Restate the data exactly, with nothing altered.

START SOURCE RECORDS

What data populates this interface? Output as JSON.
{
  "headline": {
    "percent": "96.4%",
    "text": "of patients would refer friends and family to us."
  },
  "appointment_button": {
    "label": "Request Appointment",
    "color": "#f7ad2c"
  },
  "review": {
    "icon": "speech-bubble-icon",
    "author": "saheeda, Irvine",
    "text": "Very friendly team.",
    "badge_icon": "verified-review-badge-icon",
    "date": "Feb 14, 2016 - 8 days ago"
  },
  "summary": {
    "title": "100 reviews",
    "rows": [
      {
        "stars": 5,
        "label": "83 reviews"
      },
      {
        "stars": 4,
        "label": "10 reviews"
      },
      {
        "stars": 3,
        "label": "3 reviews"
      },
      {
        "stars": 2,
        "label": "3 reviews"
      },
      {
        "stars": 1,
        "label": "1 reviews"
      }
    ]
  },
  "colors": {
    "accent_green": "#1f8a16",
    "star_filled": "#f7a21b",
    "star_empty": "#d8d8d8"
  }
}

END SOURCE RECORDS

=== FINISHED EXERCISE ===
What data populates this interface? Output as JSON.
{
  "headline": {
    "percent": "96.4%",
    "text": "of patients would refer friends and family to us."
  },
  "appointment_button": {
    "label": "Request Appointment",
    "color": "#f7ad2c"
  },
  "review": {
    "icon": "speech-bubble-icon",
    "author": "saheeda, Irvine",
    "text": "Very friendly team.",
    "badge_icon": "verified-review-badge-icon",
    "date": "Feb 14, 2016 - 8 days ago"
  },
  "summary": {
    "title": "100 reviews",
    "rows": [
      {
        "stars": 5,
        "label": "83 reviews"
      },
      {
        "stars": 4,
        "label": "10 reviews"
      },
      {
        "stars": 3,
        "label": "3 reviews"
      },
      {
        "stars": 2,
        "label": "3 reviews"
      },
      {
        "stars": 1,
        "label": "1 reviews"
      }
    ]
  },
  "colors": {
    "accent_green": "#1f8a16",
    "star_filled": "#f7a21b",
    "star_empty": "#d8d8d8"
  }
}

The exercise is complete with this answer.